■ JOB ■
Write out all of the data without omission, exactly as shown.

■ DATASET EXCERPTS ■
▬▬▬

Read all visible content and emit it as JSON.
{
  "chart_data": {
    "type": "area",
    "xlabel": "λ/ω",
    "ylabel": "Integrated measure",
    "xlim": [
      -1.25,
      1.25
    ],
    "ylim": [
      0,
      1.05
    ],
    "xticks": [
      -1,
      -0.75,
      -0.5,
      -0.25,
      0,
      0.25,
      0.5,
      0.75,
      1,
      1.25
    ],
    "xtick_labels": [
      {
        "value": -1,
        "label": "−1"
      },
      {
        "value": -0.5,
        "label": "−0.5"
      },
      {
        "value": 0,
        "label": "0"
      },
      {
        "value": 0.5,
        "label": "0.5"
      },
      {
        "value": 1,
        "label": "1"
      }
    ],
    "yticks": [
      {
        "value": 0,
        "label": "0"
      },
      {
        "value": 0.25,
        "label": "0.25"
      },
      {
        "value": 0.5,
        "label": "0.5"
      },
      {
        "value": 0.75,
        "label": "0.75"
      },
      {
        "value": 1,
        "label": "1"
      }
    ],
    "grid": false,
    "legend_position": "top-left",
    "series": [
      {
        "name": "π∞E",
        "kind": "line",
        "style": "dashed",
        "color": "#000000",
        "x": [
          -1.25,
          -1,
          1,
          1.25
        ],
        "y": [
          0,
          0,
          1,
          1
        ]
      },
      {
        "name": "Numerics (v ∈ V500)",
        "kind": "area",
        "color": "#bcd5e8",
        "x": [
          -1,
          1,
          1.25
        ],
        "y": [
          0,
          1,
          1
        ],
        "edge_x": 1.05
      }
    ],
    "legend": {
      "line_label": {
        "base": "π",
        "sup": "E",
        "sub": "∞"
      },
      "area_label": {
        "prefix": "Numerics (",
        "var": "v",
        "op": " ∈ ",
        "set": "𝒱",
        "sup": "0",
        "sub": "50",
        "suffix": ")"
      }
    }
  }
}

▬▬▬

■ ANSWER FOR THIS EXERCISE ■
Read all visible content and emit it as JSON.
{
  "chart_data": {
    "type": "area",
    "xlabel": "λ/ω",
    "ylabel": "Integrated measure",
    "xlim": [
      -1.25,
      1.25
    ],
    "ylim": [
      0,
      1.05
    ],
    "xticks": [
      -1,
      -0.75,
      -0.5,
      -0.25,
      0,
      0.25,
      0.5,
      0.75,
      1,
      1.25
    ],
    "xtick_labels": [
      {
        "value": -1,
        "label": "−1"
      },
      {
        "value": -0.5,
        "label": "−0.5"
      },
      {
        "value": 0,
        "label": "0"
      },
      {
        "value": 0.5,
        "label": "0.5"
      },
      {
        "value": 1,
        "label": "1"
      }
    ],
    "yticks": [
      {
        "value": 0,
        "label": "0"
      },
      {
        "value": 0.25,
        "label": "0.25"
      },
      {
        "value": 0.5,
        "label": "0.5"
      },
      {
        "value": 0.75,
        "label": "0.75"
      },
      {
        "value": 1,
        "label": "1"
      }
    ],
    "grid": false,
    "legend_position": "top-left",
    "series": [
      {
        "name": "π∞E",
        "kind": "line",
        "style": "dashed",
        "color": "#000000",
        "x": [
          -1.25,
          -1,
          1,
          1.25
        ],
        "y": [
          0,
          0,
          1,
          1
        ]
      },
      {
        "name": "Numerics (v ∈ V500)",
        "kind": "area",
        "color": "#bcd5e8",
        "x": [
          -1,
          1,
          1.25
        ],
        "y": [
          0,
          1,
          1
        ],
        "edge_x": 1.05
      }
    ],
    "legend": {
      "line_label": {
        "base": "π",
        "sup": "E",
        "sub": "∞"
      },
      "area_label": {
        "prefix": "Numerics (",
        "var": "v",
        "op": " ∈ ",
        "set": "𝒱",
        "sup": "0",
        "sub": "50",
        "suffix": ")"
      }
    }
  }
}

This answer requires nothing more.